# Exercise directions:
Print all of the lines exactly. Any picture among them stays out.

# Stored entries:
# # #
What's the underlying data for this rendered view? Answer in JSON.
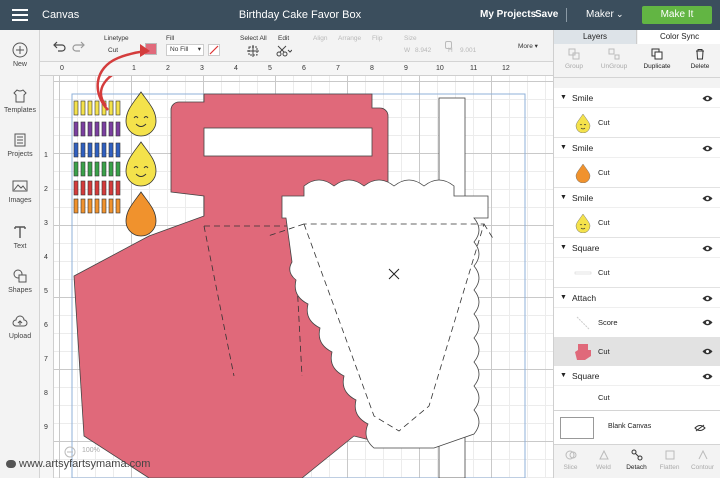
{
  "topbar": {
    "app_title": "Canvas",
    "document_title": "Birthday Cake Favor Box",
    "my_projects": "My Projects",
    "save": "Save",
    "machine": "Maker",
    "make_it": "Make It"
  },
  "toolbar": {
    "undo_icon": "undo-icon",
    "redo_icon": "redo-icon",
    "linetype_label": "Linetype",
    "linetype_value": "Cut",
    "fill_label": "Fill",
    "fill_value": "No Fill",
    "select_all": "Select All",
    "edit": "Edit",
    "align": "Align",
    "arrange": "Arrange",
    "flip": "Flip",
    "size": "Size",
    "size_w_label": "W",
    "size_w_value": "8.942",
    "size_h_label": "H",
    "size_h_value": "9.001",
    "more": "More",
    "color_swatch": "#e16a7b"
  },
  "sidebar": {
    "items": [
      {
        "label": "New",
        "icon": "plus-icon"
      },
      {
        "label": "Templates",
        "icon": "shirt-icon"
      },
      {
        "label": "Projects",
        "icon": "projects-icon"
      },
      {
        "label": "Images",
        "icon": "image-icon"
      },
      {
        "label": "Text",
        "icon": "text-icon"
      },
      {
        "label": "Shapes",
        "icon": "shapes-icon"
      },
      {
        "label": "Upload",
        "icon": "upload-icon"
      }
    ]
  },
  "ruler": {
    "top": [
      "0",
      "1",
      "2",
      "3",
      "4",
      "5",
      "6",
      "7",
      "8",
      "9",
      "10",
      "11",
      "12"
    ],
    "left": [
      "1",
      "2",
      "3",
      "4",
      "5",
      "6",
      "7",
      "8",
      "9"
    ]
  },
  "canvas": {
    "zoom": "100%",
    "colors": {
      "pink": "#e0697a",
      "orange": "#f0922d",
      "yellow": "#f4e24b",
      "purple": "#7b3fa0",
      "blue": "#2f5fc0",
      "green": "#3aa14a",
      "red": "#d43c3c"
    }
  },
  "panel": {
    "tabs": [
      "Layers",
      "Color Sync"
    ],
    "actions": [
      {
        "label": "Group",
        "enabled": false
      },
      {
        "label": "UnGroup",
        "enabled": false
      },
      {
        "label": "Duplicate",
        "enabled": true
      },
      {
        "label": "Delete",
        "enabled": true
      }
    ],
    "groups": [
      {
        "name": "Smile",
        "child": "Cut"
      },
      {
        "name": "Smile",
        "child": "Cut"
      },
      {
        "name": "Smile",
        "child": "Cut"
      },
      {
        "name": "Square",
        "child": "Cut"
      },
      {
        "name": "Attach",
        "children": [
          "Score",
          "Cut"
        ]
      },
      {
        "name": "Square",
        "child": "Cut"
      }
    ],
    "blank_canvas": "Blank Canvas",
    "bottom_tools": [
      "Slice",
      "Weld",
      "Detach",
      "Flatten",
      "Contour"
    ]
  },
  "watermark": "www.artsyfartsymama.com"
}
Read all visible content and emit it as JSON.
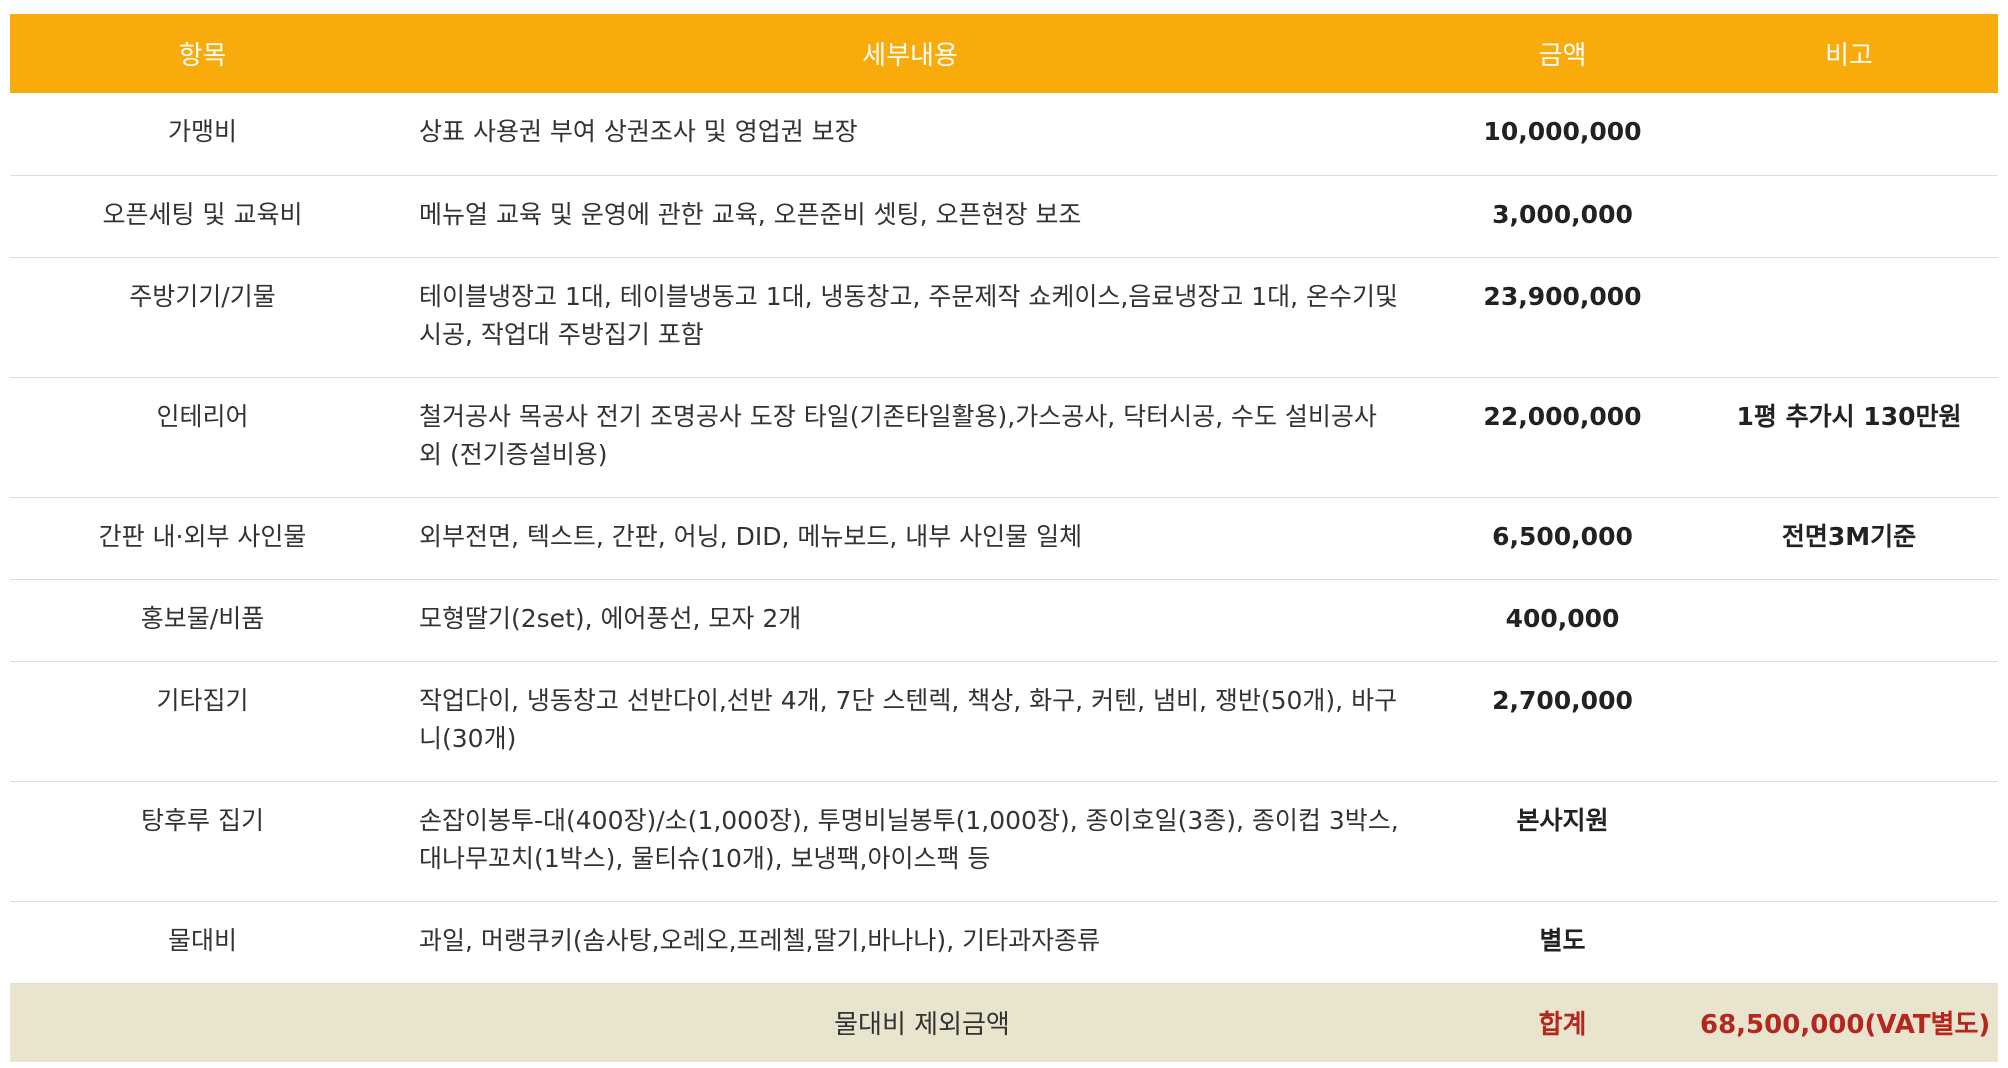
{
  "header": {
    "col_item": "항목",
    "col_detail": "세부내용",
    "col_amount": "금액",
    "col_note": "비고"
  },
  "rows": [
    {
      "item": "가맹비",
      "detail": "상표 사용권 부여 상권조사 및 영업권 보장",
      "amount": "10,000,000",
      "note": ""
    },
    {
      "item": "오픈세팅 및 교육비",
      "detail": "메뉴얼 교육 및 운영에 관한 교육, 오픈준비 셋팅, 오픈현장 보조",
      "amount": "3,000,000",
      "note": ""
    },
    {
      "item": "주방기기/기물",
      "detail": "테이블냉장고 1대, 테이블냉동고 1대, 냉동창고, 주문제작 쇼케이스,음료냉장고 1대, 온수기및 시공, 작업대 주방집기 포함",
      "amount": "23,900,000",
      "note": ""
    },
    {
      "item": "인테리어",
      "detail": "철거공사 목공사 전기 조명공사 도장 타일(기존타일활용),가스공사, 닥터시공, 수도 설비공사 외 (전기증설비용)",
      "amount": "22,000,000",
      "note": "1평 추가시 130만원"
    },
    {
      "item": "간판 내·외부 사인물",
      "detail": "외부전면, 텍스트, 간판, 어닝, DID, 메뉴보드, 내부 사인물 일체",
      "amount": "6,500,000",
      "note": "전면3M기준"
    },
    {
      "item": "홍보물/비품",
      "detail": "모형딸기(2set), 에어풍선, 모자 2개",
      "amount": "400,000",
      "note": ""
    },
    {
      "item": "기타집기",
      "detail": "작업다이, 냉동창고 선반다이,선반 4개, 7단 스텐렉, 책상, 화구, 커텐, 냄비, 쟁반(50개), 바구니(30개)",
      "amount": "2,700,000",
      "note": ""
    },
    {
      "item": "탕후루 집기",
      "detail": "손잡이봉투-대(400장)/소(1,000장), 투명비닐봉투(1,000장), 종이호일(3종), 종이컵 3박스, 대나무꼬치(1박스), 물티슈(10개), 보냉팩,아이스팩 등",
      "amount": "본사지원",
      "note": ""
    },
    {
      "item": "물대비",
      "detail": "과일, 머랭쿠키(솜사탕,오레오,프레첼,딸기,바나나), 기타과자종류",
      "amount": "별도",
      "note": ""
    }
  ],
  "footer": {
    "desc": "물대비 제외금액",
    "label": "합계",
    "value": "68,500,000(VAT별도)"
  },
  "colors": {
    "header_bg": "#f9ab0c",
    "footer_bg": "#e8e4ce",
    "total_text": "#b5261e"
  }
}
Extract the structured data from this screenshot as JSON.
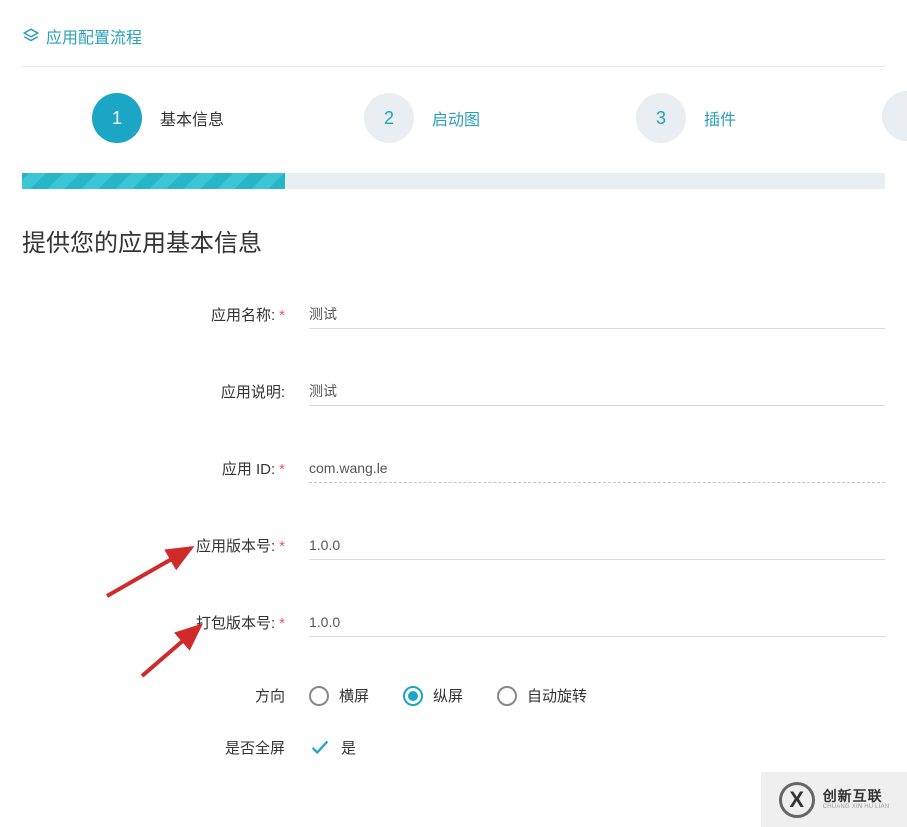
# # #
# Exercise result:
What's the underlying data for this rendered view? Answer in JSON.
{
  "topbar": {
    "app_title": "Canvas",
    "document_title": "Birthday Cake Favor Box",
    "my_projects": "My Projects",
    "save": "Save",
    "machine": "Maker",
    "make_it": "Make It"
  },
  "toolbar": {
    "undo_icon": "undo-icon",
    "redo_icon": "redo-icon",
    "linetype_label": "Linetype",
    "linetype_value": "Cut",
    "fill_label": "Fill",
    "fill_value": "No Fill",
    "select_all": "Select All",
    "edit": "Edit",
    "align": "Align",
    "arrange": "Arrange",
    "flip": "Flip",
    "size": "Size",
    "size_w_label": "W",
    "size_w_value": "8.942",
    "size_h_label": "H",
    "size_h_value": "9.001",
    "more": "More",
    "color_swatch": "#e16a7b"
  },
  "sidebar": {
    "items": [
      {
        "label": "New",
        "icon": "plus-icon"
      },
      {
        "label": "Templates",
        "icon": "shirt-icon"
      },
      {
        "label": "Projects",
        "icon": "projects-icon"
      },
      {
        "label": "Images",
        "icon": "image-icon"
      },
      {
        "label": "Text",
        "icon": "text-icon"
      },
      {
        "label": "Shapes",
        "icon": "shapes-icon"
      },
      {
        "label": "Upload",
        "icon": "upload-icon"
      }
    ]
  },
  "ruler": {
    "top": [
      "0",
      "1",
      "2",
      "3",
      "4",
      "5",
      "6",
      "7",
      "8",
      "9",
      "10",
      "11",
      "12"
    ],
    "left": [
      "1",
      "2",
      "3",
      "4",
      "5",
      "6",
      "7",
      "8",
      "9"
    ]
  },
  "canvas": {
    "zoom": "100%",
    "colors": {
      "pink": "#e0697a",
      "orange": "#f0922d",
      "yellow": "#f4e24b",
      "purple": "#7b3fa0",
      "blue": "#2f5fc0",
      "green": "#3aa14a",
      "red": "#d43c3c"
    }
  },
  "panel": {
    "tabs": [
      "Layers",
      "Color Sync"
    ],
    "actions": [
      {
        "label": "Group",
        "enabled": false
      },
      {
        "label": "UnGroup",
        "enabled": false
      },
      {
        "label": "Duplicate",
        "enabled": true
      },
      {
        "label": "Delete",
        "enabled": true
      }
    ],
    "groups": [
      {
        "name": "Smile",
        "child": "Cut"
      },
      {
        "name": "Smile",
        "child": "Cut"
      },
      {
        "name": "Smile",
        "child": "Cut"
      },
      {
        "name": "Square",
        "child": "Cut"
      },
      {
        "name": "Attach",
        "children": [
          "Score",
          "Cut"
        ]
      },
      {
        "name": "Square",
        "child": "Cut"
      }
    ],
    "blank_canvas": "Blank Canvas",
    "bottom_tools": [
      "Slice",
      "Weld",
      "Detach",
      "Flatten",
      "Contour"
    ]
  },
  "watermark": "www.artsyfartsymama.com"
}
Read all visible content and emit it as JSON.
{
  "header": {
    "col_item": "항목",
    "col_detail": "세부내용",
    "col_amount": "금액",
    "col_note": "비고"
  },
  "rows": [
    {
      "item": "가맹비",
      "detail": "상표 사용권 부여 상권조사 및 영업권 보장",
      "amount": "10,000,000",
      "note": ""
    },
    {
      "item": "오픈세팅 및 교육비",
      "detail": "메뉴얼 교육 및 운영에 관한 교육, 오픈준비 셋팅, 오픈현장 보조",
      "amount": "3,000,000",
      "note": ""
    },
    {
      "item": "주방기기/기물",
      "detail": "테이블냉장고 1대, 테이블냉동고 1대, 냉동창고, 주문제작 쇼케이스,음료냉장고 1대, 온수기및 시공, 작업대 주방집기 포함",
      "amount": "23,900,000",
      "note": ""
    },
    {
      "item": "인테리어",
      "detail": "철거공사 목공사 전기 조명공사 도장 타일(기존타일활용),가스공사, 닥터시공, 수도 설비공사 외 (전기증설비용)",
      "amount": "22,000,000",
      "note": "1평 추가시 130만원"
    },
    {
      "item": "간판 내·외부 사인물",
      "detail": "외부전면, 텍스트, 간판, 어닝, DID, 메뉴보드, 내부 사인물 일체",
      "amount": "6,500,000",
      "note": "전면3M기준"
    },
    {
      "item": "홍보물/비품",
      "detail": "모형딸기(2set), 에어풍선, 모자 2개",
      "amount": "400,000",
      "note": ""
    },
    {
      "item": "기타집기",
      "detail": "작업다이, 냉동창고 선반다이,선반 4개, 7단 스텐렉, 책상, 화구, 커텐, 냄비, 쟁반(50개), 바구니(30개)",
      "amount": "2,700,000",
      "note": ""
    },
    {
      "item": "탕후루 집기",
      "detail": "손잡이봉투-대(400장)/소(1,000장), 투명비닐봉투(1,000장), 종이호일(3종), 종이컵 3박스, 대나무꼬치(1박스), 물티슈(10개), 보냉팩,아이스팩 등",
      "amount": "본사지원",
      "note": ""
    },
    {
      "item": "물대비",
      "detail": "과일, 머랭쿠키(솜사탕,오레오,프레첼,딸기,바나나), 기타과자종류",
      "amount": "별도",
      "note": ""
    }
  ],
  "footer": {
    "desc": "물대비 제외금액",
    "label": "합계",
    "value": "68,500,000(VAT별도)"
  },
  "colors": {
    "header_bg": "#f9ab0c",
    "footer_bg": "#e8e4ce",
    "total_text": "#b5261e"
  }
}
Extract the structured data from this screenshot as JSON.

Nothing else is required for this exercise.